** PROBLEM DETAILS **
Could you transcribe every record below exactly as written, leaving out any pictures?

■ ■ ■ ■ ■ ■ ■

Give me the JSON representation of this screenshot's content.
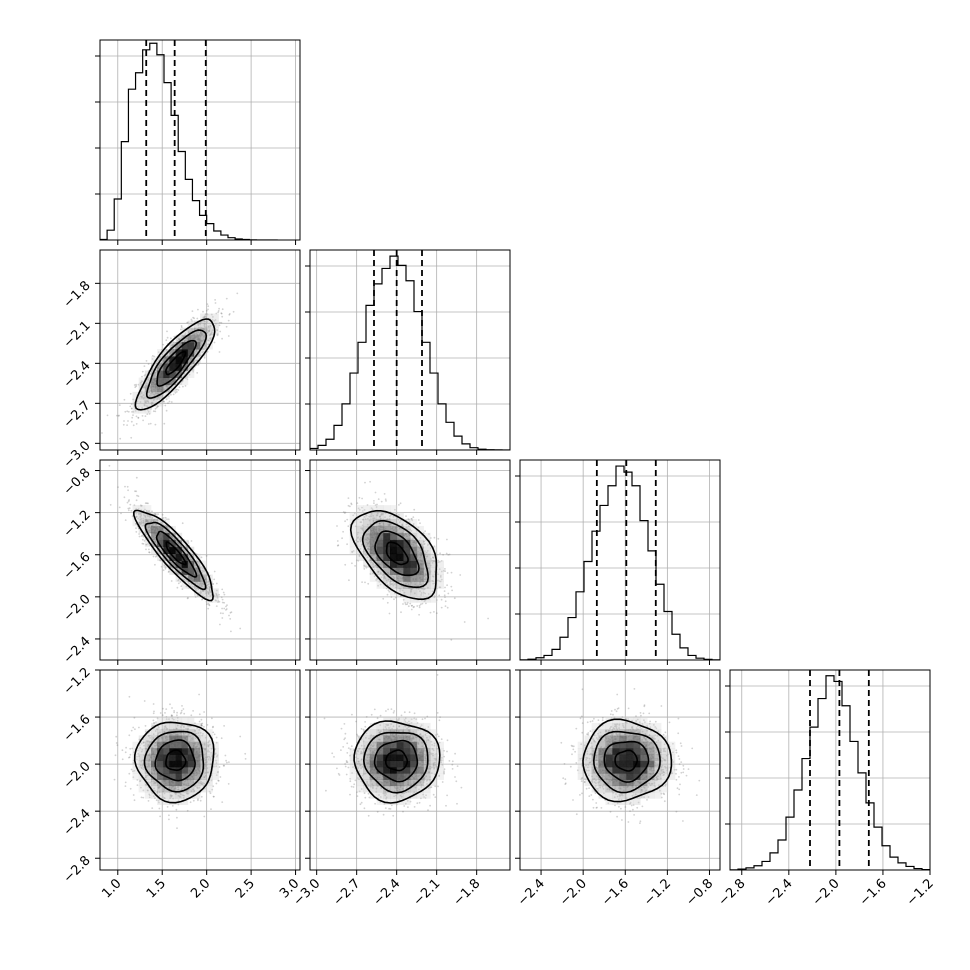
{
  "chart_data": {
    "type": "corner",
    "n_params": 4,
    "grid": true,
    "axes_ranges": [
      [
        0.8,
        3.05
      ],
      [
        -3.05,
        -1.55
      ],
      [
        -2.6,
        -0.7
      ],
      [
        -2.9,
        -1.2
      ]
    ],
    "ticks": [
      [
        1.0,
        1.5,
        2.0,
        2.5,
        3.0
      ],
      [
        -3.0,
        -2.7,
        -2.4,
        -2.1,
        -1.8
      ],
      [
        -2.4,
        -2.0,
        -1.6,
        -1.2,
        -0.8
      ],
      [
        -2.8,
        -2.4,
        -2.0,
        -1.6,
        -1.2
      ]
    ],
    "tick_labels": [
      [
        "1.0",
        "1.5",
        "2.0",
        "2.5",
        "3.0"
      ],
      [
        "−3.0",
        "−2.7",
        "−2.4",
        "−2.1",
        "−1.8"
      ],
      [
        "−2.4",
        "−2.0",
        "−1.6",
        "−1.2",
        "−0.8"
      ],
      [
        "−2.8",
        "−2.4",
        "−2.0",
        "−1.6",
        "−1.2"
      ]
    ],
    "histograms": [
      {
        "bin_start": 0.8,
        "bin_width": 0.08,
        "max_count": 1220,
        "counts": [
          3,
          60,
          250,
          600,
          920,
          1020,
          1160,
          1200,
          1130,
          960,
          760,
          540,
          370,
          240,
          150,
          100,
          55,
          30,
          14,
          6,
          3,
          1,
          0,
          0,
          0
        ]
      },
      {
        "bin_start": -3.05,
        "bin_width": 0.06,
        "max_count": 1300,
        "counts": [
          10,
          30,
          70,
          160,
          300,
          500,
          700,
          940,
          1080,
          1180,
          1260,
          1200,
          1100,
          900,
          700,
          500,
          300,
          180,
          90,
          40,
          15,
          5,
          2,
          1,
          0
        ]
      },
      {
        "bin_start": -2.6,
        "bin_width": 0.076,
        "max_count": 1320,
        "counts": [
          1,
          5,
          15,
          30,
          70,
          150,
          280,
          450,
          650,
          850,
          1020,
          1150,
          1280,
          1240,
          1150,
          920,
          720,
          500,
          320,
          170,
          80,
          30,
          12,
          4,
          1
        ]
      },
      {
        "bin_start": -2.9,
        "bin_width": 0.068,
        "max_count": 1400,
        "counts": [
          1,
          6,
          15,
          30,
          60,
          120,
          210,
          370,
          560,
          780,
          1000,
          1200,
          1360,
          1320,
          1150,
          900,
          680,
          470,
          300,
          170,
          90,
          50,
          25,
          10,
          3
        ]
      }
    ],
    "quantiles": [
      [
        1.32,
        1.64,
        1.99
      ],
      [
        -2.57,
        -2.4,
        -2.21
      ],
      [
        -1.87,
        -1.59,
        -1.31
      ],
      [
        -2.22,
        -1.97,
        -1.72
      ]
    ],
    "pairs": [
      {
        "row": 1,
        "col": 0,
        "mean": [
          1.65,
          -2.4
        ],
        "sd": [
          0.22,
          0.17
        ],
        "rho": 0.84
      },
      {
        "row": 2,
        "col": 0,
        "mean": [
          1.65,
          -1.59
        ],
        "sd": [
          0.22,
          0.21
        ],
        "rho": -0.88
      },
      {
        "row": 2,
        "col": 1,
        "mean": [
          -2.4,
          -1.59
        ],
        "sd": [
          0.16,
          0.21
        ],
        "rho": -0.5
      },
      {
        "row": 3,
        "col": 0,
        "mean": [
          1.65,
          -1.97
        ],
        "sd": [
          0.22,
          0.17
        ],
        "rho": 0.0
      },
      {
        "row": 3,
        "col": 1,
        "mean": [
          -2.4,
          -1.97
        ],
        "sd": [
          0.16,
          0.17
        ],
        "rho": 0.0
      },
      {
        "row": 3,
        "col": 2,
        "mean": [
          -1.59,
          -1.97
        ],
        "sd": [
          0.21,
          0.17
        ],
        "rho": 0.0
      }
    ],
    "contour_levels_sigma": [
      0.5,
      1.0,
      1.5,
      2.0
    ]
  }
}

■ ■ ■ ■ ■ ■ ■

** ANSWER BELOW **
Give me the JSON representation of this screenshot's content.
{
  "chart_data": {
    "type": "corner",
    "n_params": 4,
    "grid": true,
    "axes_ranges": [
      [
        0.8,
        3.05
      ],
      [
        -3.05,
        -1.55
      ],
      [
        -2.6,
        -0.7
      ],
      [
        -2.9,
        -1.2
      ]
    ],
    "ticks": [
      [
        1.0,
        1.5,
        2.0,
        2.5,
        3.0
      ],
      [
        -3.0,
        -2.7,
        -2.4,
        -2.1,
        -1.8
      ],
      [
        -2.4,
        -2.0,
        -1.6,
        -1.2,
        -0.8
      ],
      [
        -2.8,
        -2.4,
        -2.0,
        -1.6,
        -1.2
      ]
    ],
    "tick_labels": [
      [
        "1.0",
        "1.5",
        "2.0",
        "2.5",
        "3.0"
      ],
      [
        "−3.0",
        "−2.7",
        "−2.4",
        "−2.1",
        "−1.8"
      ],
      [
        "−2.4",
        "−2.0",
        "−1.6",
        "−1.2",
        "−0.8"
      ],
      [
        "−2.8",
        "−2.4",
        "−2.0",
        "−1.6",
        "−1.2"
      ]
    ],
    "histograms": [
      {
        "bin_start": 0.8,
        "bin_width": 0.08,
        "max_count": 1220,
        "counts": [
          3,
          60,
          250,
          600,
          920,
          1020,
          1160,
          1200,
          1130,
          960,
          760,
          540,
          370,
          240,
          150,
          100,
          55,
          30,
          14,
          6,
          3,
          1,
          0,
          0,
          0
        ]
      },
      {
        "bin_start": -3.05,
        "bin_width": 0.06,
        "max_count": 1300,
        "counts": [
          10,
          30,
          70,
          160,
          300,
          500,
          700,
          940,
          1080,
          1180,
          1260,
          1200,
          1100,
          900,
          700,
          500,
          300,
          180,
          90,
          40,
          15,
          5,
          2,
          1,
          0
        ]
      },
      {
        "bin_start": -2.6,
        "bin_width": 0.076,
        "max_count": 1320,
        "counts": [
          1,
          5,
          15,
          30,
          70,
          150,
          280,
          450,
          650,
          850,
          1020,
          1150,
          1280,
          1240,
          1150,
          920,
          720,
          500,
          320,
          170,
          80,
          30,
          12,
          4,
          1
        ]
      },
      {
        "bin_start": -2.9,
        "bin_width": 0.068,
        "max_count": 1400,
        "counts": [
          1,
          6,
          15,
          30,
          60,
          120,
          210,
          370,
          560,
          780,
          1000,
          1200,
          1360,
          1320,
          1150,
          900,
          680,
          470,
          300,
          170,
          90,
          50,
          25,
          10,
          3
        ]
      }
    ],
    "quantiles": [
      [
        1.32,
        1.64,
        1.99
      ],
      [
        -2.57,
        -2.4,
        -2.21
      ],
      [
        -1.87,
        -1.59,
        -1.31
      ],
      [
        -2.22,
        -1.97,
        -1.72
      ]
    ],
    "pairs": [
      {
        "row": 1,
        "col": 0,
        "mean": [
          1.65,
          -2.4
        ],
        "sd": [
          0.22,
          0.17
        ],
        "rho": 0.84
      },
      {
        "row": 2,
        "col": 0,
        "mean": [
          1.65,
          -1.59
        ],
        "sd": [
          0.22,
          0.21
        ],
        "rho": -0.88
      },
      {
        "row": 2,
        "col": 1,
        "mean": [
          -2.4,
          -1.59
        ],
        "sd": [
          0.16,
          0.21
        ],
        "rho": -0.5
      },
      {
        "row": 3,
        "col": 0,
        "mean": [
          1.65,
          -1.97
        ],
        "sd": [
          0.22,
          0.17
        ],
        "rho": 0.0
      },
      {
        "row": 3,
        "col": 1,
        "mean": [
          -2.4,
          -1.97
        ],
        "sd": [
          0.16,
          0.17
        ],
        "rho": 0.0
      },
      {
        "row": 3,
        "col": 2,
        "mean": [
          -1.59,
          -1.97
        ],
        "sd": [
          0.21,
          0.17
        ],
        "rho": 0.0
      }
    ],
    "contour_levels_sigma": [
      0.5,
      1.0,
      1.5,
      2.0
    ]
  }
}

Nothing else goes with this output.